__What you should do__.
Look over the lines below. Report each one that includes the string "activities".
___
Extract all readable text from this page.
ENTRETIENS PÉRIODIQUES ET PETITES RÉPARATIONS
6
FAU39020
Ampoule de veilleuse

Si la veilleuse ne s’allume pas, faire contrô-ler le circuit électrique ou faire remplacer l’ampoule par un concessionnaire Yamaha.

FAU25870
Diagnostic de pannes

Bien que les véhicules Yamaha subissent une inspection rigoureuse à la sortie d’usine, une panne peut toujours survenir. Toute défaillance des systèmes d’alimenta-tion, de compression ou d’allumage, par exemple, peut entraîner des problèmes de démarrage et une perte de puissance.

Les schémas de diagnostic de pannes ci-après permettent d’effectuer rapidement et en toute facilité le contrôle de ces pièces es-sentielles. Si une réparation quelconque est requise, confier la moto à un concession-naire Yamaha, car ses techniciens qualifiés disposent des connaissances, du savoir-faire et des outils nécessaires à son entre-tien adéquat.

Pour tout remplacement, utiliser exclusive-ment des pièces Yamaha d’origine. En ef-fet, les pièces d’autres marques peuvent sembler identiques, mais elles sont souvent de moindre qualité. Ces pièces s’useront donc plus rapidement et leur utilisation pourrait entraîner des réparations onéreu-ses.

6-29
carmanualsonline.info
___
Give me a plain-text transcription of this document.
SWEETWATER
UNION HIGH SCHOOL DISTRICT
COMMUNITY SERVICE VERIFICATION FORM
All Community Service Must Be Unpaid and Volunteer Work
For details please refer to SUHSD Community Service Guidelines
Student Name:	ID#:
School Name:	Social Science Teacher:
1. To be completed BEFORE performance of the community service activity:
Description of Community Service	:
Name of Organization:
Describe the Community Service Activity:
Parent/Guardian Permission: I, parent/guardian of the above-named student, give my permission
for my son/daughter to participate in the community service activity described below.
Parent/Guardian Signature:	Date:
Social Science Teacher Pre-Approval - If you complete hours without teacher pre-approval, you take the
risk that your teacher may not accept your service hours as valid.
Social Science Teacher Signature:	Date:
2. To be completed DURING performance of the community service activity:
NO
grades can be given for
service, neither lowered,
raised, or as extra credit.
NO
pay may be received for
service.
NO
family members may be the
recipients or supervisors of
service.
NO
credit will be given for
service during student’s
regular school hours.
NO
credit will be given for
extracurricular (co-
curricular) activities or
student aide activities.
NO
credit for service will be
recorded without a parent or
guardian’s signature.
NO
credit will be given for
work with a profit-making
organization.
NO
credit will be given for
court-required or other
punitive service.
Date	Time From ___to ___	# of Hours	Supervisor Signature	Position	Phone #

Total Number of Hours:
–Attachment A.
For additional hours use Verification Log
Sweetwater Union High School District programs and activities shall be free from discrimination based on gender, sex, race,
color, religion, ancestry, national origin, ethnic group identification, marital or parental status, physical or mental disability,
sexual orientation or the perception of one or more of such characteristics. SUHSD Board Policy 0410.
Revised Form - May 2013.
___
__Exercise answer__.
curricular) activities or
student aide activities.
Sweetwater Union High School District programs and activities shall be free from discrimination based on gender, sex, race,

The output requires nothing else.